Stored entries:
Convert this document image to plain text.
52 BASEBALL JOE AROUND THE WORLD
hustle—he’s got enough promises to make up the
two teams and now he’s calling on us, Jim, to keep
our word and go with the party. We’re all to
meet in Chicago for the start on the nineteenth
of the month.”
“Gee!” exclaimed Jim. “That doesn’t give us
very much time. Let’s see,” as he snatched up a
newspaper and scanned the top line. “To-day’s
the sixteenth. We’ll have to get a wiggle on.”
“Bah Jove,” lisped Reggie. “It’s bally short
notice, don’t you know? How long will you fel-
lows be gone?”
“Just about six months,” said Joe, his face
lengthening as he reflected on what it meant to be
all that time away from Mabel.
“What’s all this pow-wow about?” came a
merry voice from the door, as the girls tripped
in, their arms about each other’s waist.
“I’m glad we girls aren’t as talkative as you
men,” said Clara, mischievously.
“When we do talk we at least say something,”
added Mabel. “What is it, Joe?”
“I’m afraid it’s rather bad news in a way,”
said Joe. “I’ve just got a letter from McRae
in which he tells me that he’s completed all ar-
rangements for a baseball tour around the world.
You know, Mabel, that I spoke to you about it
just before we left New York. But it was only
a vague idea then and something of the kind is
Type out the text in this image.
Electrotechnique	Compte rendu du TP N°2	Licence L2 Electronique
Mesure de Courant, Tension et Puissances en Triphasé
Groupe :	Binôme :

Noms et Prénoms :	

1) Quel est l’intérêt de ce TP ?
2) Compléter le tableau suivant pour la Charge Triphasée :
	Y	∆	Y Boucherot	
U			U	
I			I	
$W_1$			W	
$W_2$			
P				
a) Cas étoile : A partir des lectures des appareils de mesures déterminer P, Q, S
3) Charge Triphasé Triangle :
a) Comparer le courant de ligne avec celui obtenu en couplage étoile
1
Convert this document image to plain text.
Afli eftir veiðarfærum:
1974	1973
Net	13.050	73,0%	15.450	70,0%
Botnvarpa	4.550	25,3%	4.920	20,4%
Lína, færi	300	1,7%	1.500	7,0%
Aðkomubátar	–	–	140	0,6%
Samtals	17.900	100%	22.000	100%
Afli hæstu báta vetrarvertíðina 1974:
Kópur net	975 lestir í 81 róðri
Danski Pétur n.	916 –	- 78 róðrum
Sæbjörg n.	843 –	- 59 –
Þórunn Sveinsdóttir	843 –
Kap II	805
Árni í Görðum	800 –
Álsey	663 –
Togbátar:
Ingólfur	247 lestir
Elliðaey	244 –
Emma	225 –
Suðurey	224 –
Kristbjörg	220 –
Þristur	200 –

Given problem:
Go through the data and gather every line that holds "from".

Answer to this task:
all that time away from Mabel.
merry voice from the door, as the girls tripped
said Joe. “I’ve just got a letter from McRae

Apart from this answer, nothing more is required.